▶ [REQUIRED WORK]: Every entry below should be printed exactly, without its images.

┌────────

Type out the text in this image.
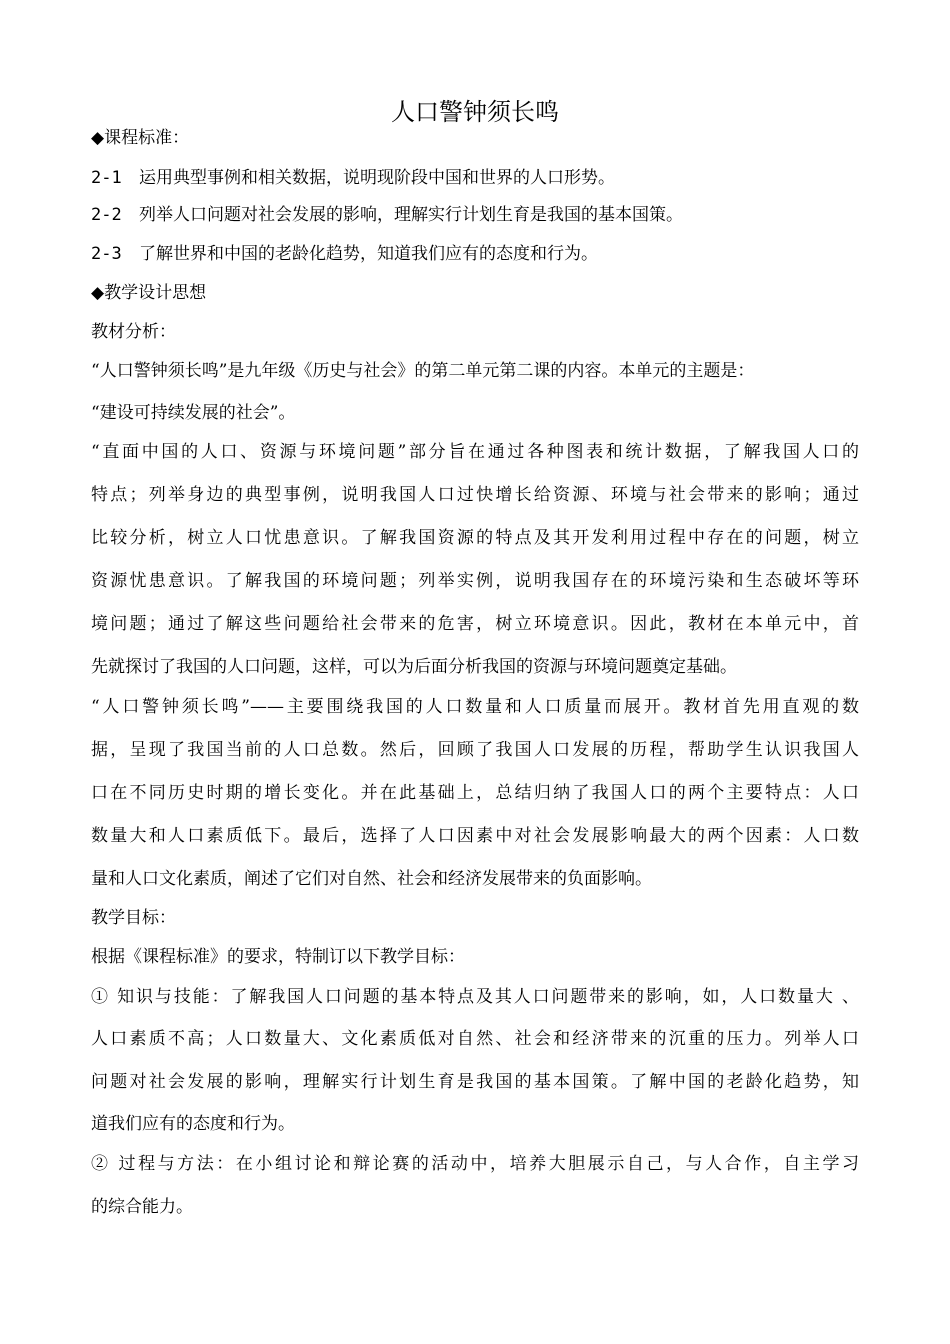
人口警钟须长鸣
◆课程标准：
2-1 运用典型事例和相关数据，说明现阶段中国和世界的人口形势。
2-2 列举人口问题对社会发展的影响，理解实行计划生育是我国的基本国策。
2-3 了解世界和中国的老龄化趋势，知道我们应有的态度和行为。
◆教学设计思想
教材分析：
“人口警钟须长鸣”是九年级《历史与社会》的第二单元第二课的内容。本单元的主题是：
“建设可持续发展的社会”。
“直面中国的人口、资源与环境问题”部分旨在通过各种图表和统计数据，了解我国人口的
特点；列举身边的典型事例，说明我国人口过快增长给资源、环境与社会带来的影响；通过
比较分析，树立人口忧患意识。了解我国资源的特点及其开发利用过程中存在的问题，树立
资源忧患意识。了解我国的环境问题；列举实例，说明我国存在的环境污染和生态破坏等环
境问题；通过了解这些问题给社会带来的危害，树立环境意识。因此，教材在本单元中，首
先就探讨了我国的人口问题，这样，可以为后面分析我国的资源与环境问题奠定基础。
“人口警钟须长鸣”——主要围绕我国的人口数量和人口质量而展开。教材首先用直观的数
据，呈现了我国当前的人口总数。然后，回顾了我国人口发展的历程，帮助学生认识我国人
口在不同历史时期的增长变化。并在此基础上，总结归纳了我国人口的两个主要特点：人口
数量大和人口素质低下。最后，选择了人口因素中对社会发展影响最大的两个因素：人口数
量和人口文化素质，阐述了它们对自然、社会和经济发展带来的负面影响。
教学目标：
根据《课程标准》的要求，特制订以下教学目标：
① 知识与技能：了解我国人口问题的基本特点及其人口问题带来的影响，如，人口数量大 、
人口素质不高；人口数量大、文化素质低对自然、社会和经济带来的沉重的压力。列举人口
问题对社会发展的影响，理解实行计划生育是我国的基本国策。了解中国的老龄化趋势，知
道我们应有的态度和行为。
② 过程与方法：在小组讨论和辩论赛的活动中，培养大胆展示自己，与人合作，自主学习
的综合能力。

└────────

▶ [THE OUTPUT]:
Type out the text in this image.
人口警钟须长鸣
◆课程标准：
2-1 运用典型事例和相关数据，说明现阶段中国和世界的人口形势。
2-2 列举人口问题对社会发展的影响，理解实行计划生育是我国的基本国策。
2-3 了解世界和中国的老龄化趋势，知道我们应有的态度和行为。
◆教学设计思想
教材分析：
“人口警钟须长鸣”是九年级《历史与社会》的第二单元第二课的内容。本单元的主题是：
“建设可持续发展的社会”。
“直面中国的人口、资源与环境问题”部分旨在通过各种图表和统计数据，了解我国人口的
特点；列举身边的典型事例，说明我国人口过快增长给资源、环境与社会带来的影响；通过
比较分析，树立人口忧患意识。了解我国资源的特点及其开发利用过程中存在的问题，树立
资源忧患意识。了解我国的环境问题；列举实例，说明我国存在的环境污染和生态破坏等环
境问题；通过了解这些问题给社会带来的危害，树立环境意识。因此，教材在本单元中，首
先就探讨了我国的人口问题，这样，可以为后面分析我国的资源与环境问题奠定基础。
“人口警钟须长鸣”——主要围绕我国的人口数量和人口质量而展开。教材首先用直观的数
据，呈现了我国当前的人口总数。然后，回顾了我国人口发展的历程，帮助学生认识我国人
口在不同历史时期的增长变化。并在此基础上，总结归纳了我国人口的两个主要特点：人口
数量大和人口素质低下。最后，选择了人口因素中对社会发展影响最大的两个因素：人口数
量和人口文化素质，阐述了它们对自然、社会和经济发展带来的负面影响。
教学目标：
根据《课程标准》的要求，特制订以下教学目标：
① 知识与技能：了解我国人口问题的基本特点及其人口问题带来的影响，如，人口数量大 、
人口素质不高；人口数量大、文化素质低对自然、社会和经济带来的沉重的压力。列举人口
问题对社会发展的影响，理解实行计划生育是我国的基本国策。了解中国的老龄化趋势，知
道我们应有的态度和行为。
② 过程与方法：在小组讨论和辩论赛的活动中，培养大胆展示自己，与人合作，自主学习
的综合能力。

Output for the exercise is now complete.